Report each line of the data that has "label" somewhere in it.

───── Supplied information

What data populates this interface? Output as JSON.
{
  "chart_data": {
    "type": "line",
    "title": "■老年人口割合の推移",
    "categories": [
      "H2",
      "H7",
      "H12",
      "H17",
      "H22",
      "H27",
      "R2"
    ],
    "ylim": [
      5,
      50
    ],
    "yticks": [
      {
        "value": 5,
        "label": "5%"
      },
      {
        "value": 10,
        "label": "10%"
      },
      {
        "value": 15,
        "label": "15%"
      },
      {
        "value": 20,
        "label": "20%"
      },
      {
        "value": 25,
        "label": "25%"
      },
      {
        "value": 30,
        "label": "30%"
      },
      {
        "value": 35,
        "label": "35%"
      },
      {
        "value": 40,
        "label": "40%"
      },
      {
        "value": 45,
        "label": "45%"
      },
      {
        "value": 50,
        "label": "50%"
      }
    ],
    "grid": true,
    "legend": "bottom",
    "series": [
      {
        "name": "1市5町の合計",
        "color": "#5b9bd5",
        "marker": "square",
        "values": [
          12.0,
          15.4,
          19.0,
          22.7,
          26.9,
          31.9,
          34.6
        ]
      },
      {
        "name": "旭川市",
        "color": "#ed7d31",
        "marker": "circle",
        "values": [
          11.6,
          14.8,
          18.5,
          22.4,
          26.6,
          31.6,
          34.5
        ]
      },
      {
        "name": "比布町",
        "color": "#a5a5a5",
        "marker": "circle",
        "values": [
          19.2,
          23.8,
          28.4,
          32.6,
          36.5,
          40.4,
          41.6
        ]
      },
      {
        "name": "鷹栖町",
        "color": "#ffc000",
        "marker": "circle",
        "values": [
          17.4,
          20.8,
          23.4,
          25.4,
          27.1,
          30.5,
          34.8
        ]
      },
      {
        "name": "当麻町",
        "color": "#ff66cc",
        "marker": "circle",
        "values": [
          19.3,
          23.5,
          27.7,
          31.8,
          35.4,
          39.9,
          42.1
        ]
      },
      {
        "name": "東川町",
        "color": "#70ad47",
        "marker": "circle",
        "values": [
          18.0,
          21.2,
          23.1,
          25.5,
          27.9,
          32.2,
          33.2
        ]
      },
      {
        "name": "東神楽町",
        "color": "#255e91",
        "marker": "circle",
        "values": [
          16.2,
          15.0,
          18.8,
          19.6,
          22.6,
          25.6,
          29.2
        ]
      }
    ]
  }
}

──────────

Answer below:
        "label": "5%"
        "label": "10%"
        "label": "15%"
        "label": "20%"
        "label": "25%"
        "label": "30%"
        "label": "35%"
        "label": "40%"
        "label": "45%"
        "label": "50%"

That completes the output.